Given task: Lift out all lines below that contain "JSON".

Record excerpts:
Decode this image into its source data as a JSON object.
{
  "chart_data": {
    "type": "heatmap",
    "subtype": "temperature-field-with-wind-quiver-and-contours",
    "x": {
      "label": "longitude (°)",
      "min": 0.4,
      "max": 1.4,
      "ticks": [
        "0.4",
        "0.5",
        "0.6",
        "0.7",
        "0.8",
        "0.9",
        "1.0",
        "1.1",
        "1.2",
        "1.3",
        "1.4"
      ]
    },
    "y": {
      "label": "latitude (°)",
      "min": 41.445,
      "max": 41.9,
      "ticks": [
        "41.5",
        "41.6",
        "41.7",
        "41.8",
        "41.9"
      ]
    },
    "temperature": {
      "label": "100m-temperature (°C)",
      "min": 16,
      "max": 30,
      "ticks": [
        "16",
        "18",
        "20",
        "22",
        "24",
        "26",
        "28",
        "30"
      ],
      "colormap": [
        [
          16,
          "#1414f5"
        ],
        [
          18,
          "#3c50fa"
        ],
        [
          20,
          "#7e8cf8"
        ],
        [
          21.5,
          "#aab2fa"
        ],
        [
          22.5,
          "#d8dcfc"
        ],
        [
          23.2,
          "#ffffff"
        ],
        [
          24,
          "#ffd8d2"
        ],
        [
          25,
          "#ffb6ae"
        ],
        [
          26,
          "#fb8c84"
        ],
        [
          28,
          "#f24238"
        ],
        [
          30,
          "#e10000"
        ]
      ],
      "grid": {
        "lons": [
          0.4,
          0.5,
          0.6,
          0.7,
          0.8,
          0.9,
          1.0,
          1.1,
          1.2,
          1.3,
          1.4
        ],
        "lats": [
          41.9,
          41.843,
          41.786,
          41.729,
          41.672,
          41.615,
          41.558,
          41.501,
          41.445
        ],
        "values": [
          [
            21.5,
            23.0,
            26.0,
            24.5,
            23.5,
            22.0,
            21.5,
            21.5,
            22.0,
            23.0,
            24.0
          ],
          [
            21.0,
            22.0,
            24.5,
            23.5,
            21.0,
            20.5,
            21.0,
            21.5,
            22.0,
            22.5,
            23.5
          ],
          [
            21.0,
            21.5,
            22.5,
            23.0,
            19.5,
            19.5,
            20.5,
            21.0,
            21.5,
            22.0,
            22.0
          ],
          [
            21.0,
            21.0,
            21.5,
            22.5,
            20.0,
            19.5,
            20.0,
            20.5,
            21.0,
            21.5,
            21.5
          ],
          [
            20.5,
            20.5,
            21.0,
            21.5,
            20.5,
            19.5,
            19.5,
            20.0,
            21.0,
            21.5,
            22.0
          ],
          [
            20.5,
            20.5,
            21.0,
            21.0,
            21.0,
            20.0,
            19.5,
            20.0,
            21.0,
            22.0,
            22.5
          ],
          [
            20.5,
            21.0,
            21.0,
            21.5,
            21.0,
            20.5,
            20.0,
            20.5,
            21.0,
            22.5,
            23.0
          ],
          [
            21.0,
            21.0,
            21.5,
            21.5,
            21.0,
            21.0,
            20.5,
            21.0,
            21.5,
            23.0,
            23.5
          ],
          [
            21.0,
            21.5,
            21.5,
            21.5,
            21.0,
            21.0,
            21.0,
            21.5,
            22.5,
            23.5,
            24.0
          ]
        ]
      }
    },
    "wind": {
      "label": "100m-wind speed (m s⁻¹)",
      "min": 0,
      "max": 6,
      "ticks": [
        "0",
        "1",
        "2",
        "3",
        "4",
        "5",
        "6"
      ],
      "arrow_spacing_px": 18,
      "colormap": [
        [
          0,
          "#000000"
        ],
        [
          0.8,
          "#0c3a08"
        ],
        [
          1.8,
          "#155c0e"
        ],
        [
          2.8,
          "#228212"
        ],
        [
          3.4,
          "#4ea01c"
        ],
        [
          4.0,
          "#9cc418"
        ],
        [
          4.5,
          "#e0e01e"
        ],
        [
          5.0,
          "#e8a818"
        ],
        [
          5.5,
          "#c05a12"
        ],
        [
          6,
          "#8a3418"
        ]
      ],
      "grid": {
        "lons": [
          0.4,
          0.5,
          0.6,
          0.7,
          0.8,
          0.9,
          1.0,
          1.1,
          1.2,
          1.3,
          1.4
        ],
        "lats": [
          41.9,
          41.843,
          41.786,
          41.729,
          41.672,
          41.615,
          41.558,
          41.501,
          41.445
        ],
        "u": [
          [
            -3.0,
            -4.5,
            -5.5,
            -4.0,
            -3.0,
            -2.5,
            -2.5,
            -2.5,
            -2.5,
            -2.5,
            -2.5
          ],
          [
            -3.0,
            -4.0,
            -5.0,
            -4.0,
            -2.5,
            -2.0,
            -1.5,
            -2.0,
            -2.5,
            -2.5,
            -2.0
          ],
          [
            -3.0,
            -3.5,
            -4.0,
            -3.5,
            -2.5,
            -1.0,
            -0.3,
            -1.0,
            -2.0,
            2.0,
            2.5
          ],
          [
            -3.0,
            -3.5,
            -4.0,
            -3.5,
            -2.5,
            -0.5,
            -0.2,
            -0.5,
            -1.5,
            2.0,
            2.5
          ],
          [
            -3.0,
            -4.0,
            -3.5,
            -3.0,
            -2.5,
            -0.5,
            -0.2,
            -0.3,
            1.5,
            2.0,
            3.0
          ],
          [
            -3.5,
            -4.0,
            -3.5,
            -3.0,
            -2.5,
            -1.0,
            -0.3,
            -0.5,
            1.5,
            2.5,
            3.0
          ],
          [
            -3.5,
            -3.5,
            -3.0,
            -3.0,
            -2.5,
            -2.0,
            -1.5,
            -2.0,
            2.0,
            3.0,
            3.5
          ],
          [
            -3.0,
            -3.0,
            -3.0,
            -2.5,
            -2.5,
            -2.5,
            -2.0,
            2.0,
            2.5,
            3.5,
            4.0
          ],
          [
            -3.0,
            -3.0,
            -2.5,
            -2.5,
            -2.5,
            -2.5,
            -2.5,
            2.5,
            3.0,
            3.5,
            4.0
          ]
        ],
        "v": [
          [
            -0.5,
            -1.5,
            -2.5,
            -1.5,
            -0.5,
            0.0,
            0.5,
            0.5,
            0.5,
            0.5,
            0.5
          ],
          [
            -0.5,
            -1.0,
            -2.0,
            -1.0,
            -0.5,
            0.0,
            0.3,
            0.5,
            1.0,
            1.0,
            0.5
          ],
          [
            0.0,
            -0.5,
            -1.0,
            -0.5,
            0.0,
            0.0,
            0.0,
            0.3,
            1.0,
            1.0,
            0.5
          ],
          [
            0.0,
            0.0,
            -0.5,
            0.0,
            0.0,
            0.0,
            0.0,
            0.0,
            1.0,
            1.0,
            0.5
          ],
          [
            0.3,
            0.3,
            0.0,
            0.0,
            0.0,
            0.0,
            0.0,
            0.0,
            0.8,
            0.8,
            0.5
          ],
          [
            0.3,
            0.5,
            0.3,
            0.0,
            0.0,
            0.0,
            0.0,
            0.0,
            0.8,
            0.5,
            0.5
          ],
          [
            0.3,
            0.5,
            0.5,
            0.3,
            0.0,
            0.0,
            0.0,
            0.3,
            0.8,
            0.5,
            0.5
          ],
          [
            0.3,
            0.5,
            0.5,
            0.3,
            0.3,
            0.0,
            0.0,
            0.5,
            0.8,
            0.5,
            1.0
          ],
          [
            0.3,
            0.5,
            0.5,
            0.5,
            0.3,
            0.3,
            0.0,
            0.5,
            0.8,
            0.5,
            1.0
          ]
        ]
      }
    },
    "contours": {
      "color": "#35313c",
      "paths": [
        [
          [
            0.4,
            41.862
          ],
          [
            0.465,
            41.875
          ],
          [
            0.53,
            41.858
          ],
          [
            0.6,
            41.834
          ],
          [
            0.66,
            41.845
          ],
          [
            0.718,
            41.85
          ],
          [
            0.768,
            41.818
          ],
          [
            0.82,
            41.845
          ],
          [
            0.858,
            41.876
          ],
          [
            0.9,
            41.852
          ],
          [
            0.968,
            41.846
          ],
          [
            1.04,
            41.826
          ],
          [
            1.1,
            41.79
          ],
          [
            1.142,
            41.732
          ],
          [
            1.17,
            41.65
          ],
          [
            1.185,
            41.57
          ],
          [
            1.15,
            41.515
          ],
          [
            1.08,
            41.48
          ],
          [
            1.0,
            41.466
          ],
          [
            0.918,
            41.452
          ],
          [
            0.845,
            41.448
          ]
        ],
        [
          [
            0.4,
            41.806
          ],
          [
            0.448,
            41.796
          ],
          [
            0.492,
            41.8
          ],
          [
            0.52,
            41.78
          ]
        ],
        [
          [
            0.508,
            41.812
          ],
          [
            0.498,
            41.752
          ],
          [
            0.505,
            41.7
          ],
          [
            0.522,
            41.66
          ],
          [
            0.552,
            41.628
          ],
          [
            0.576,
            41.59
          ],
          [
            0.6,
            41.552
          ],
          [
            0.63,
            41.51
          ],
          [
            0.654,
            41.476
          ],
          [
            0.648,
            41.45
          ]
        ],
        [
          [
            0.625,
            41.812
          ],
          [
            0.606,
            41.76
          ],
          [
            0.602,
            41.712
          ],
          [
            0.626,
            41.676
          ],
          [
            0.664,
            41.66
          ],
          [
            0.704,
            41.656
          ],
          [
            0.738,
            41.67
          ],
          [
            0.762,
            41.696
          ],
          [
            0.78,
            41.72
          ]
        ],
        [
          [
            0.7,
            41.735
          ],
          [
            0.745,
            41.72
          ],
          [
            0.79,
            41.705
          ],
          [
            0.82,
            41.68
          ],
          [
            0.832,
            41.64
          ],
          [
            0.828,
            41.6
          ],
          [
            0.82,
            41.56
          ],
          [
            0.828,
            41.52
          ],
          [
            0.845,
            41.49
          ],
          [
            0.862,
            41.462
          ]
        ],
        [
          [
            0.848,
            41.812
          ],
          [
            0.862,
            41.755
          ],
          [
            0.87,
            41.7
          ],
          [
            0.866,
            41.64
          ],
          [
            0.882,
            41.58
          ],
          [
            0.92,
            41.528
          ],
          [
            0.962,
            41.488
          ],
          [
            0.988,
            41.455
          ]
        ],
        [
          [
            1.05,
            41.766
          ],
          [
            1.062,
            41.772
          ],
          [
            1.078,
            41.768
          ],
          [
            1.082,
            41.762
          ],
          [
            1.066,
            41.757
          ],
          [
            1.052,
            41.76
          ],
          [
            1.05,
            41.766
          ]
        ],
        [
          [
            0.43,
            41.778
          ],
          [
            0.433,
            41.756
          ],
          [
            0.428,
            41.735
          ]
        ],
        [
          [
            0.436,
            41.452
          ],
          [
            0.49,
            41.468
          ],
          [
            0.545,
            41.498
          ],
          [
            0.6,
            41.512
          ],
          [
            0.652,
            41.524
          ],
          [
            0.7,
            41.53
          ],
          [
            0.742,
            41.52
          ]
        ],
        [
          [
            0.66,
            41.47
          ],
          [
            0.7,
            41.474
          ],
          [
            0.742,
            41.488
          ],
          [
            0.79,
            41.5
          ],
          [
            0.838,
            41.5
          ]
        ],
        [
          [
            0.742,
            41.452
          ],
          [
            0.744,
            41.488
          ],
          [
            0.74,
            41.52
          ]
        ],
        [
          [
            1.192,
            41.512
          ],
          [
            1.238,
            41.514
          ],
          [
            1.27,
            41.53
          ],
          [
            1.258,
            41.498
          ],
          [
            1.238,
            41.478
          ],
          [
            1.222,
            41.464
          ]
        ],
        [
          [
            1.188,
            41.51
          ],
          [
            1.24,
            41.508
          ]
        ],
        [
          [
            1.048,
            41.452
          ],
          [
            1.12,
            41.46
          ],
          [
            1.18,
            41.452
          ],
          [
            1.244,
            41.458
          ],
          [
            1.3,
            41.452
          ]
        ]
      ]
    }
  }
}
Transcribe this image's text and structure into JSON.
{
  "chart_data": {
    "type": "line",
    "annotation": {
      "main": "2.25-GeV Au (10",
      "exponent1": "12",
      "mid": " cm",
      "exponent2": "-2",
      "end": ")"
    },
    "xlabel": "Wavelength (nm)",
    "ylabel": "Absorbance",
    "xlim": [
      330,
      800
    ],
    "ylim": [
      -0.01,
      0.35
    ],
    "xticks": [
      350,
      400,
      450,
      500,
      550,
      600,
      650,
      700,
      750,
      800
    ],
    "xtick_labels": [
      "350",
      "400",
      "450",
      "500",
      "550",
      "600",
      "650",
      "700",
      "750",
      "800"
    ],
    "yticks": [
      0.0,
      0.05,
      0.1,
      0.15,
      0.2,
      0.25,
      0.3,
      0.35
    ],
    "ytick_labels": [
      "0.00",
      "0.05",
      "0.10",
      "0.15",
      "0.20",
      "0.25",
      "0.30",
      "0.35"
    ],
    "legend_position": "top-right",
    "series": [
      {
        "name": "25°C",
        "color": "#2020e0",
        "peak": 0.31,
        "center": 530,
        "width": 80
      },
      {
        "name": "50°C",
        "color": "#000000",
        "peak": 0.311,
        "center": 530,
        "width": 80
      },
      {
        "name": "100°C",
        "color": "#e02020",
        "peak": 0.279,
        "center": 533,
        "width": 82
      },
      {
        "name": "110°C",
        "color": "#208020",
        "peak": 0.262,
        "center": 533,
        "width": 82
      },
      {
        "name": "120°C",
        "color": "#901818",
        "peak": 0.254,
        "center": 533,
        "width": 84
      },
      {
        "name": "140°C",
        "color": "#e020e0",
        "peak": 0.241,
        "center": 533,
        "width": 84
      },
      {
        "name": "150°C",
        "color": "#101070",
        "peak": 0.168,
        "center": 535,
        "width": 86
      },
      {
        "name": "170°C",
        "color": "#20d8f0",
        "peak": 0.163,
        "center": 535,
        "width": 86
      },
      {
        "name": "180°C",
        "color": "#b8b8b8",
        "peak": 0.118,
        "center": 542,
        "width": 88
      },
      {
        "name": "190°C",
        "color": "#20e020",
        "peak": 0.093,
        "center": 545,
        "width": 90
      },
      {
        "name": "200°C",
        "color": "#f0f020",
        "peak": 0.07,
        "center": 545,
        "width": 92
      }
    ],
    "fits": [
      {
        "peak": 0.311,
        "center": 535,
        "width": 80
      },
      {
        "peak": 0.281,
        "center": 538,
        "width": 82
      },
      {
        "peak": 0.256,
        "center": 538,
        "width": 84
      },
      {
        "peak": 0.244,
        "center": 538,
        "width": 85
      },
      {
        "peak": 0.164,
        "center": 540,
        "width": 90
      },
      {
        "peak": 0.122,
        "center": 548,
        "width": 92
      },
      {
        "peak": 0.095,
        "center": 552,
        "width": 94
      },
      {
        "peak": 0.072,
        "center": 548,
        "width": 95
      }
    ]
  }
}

Result:
Decode this image into its source data as a JSON object.
Transcribe this image's text and structure into JSON.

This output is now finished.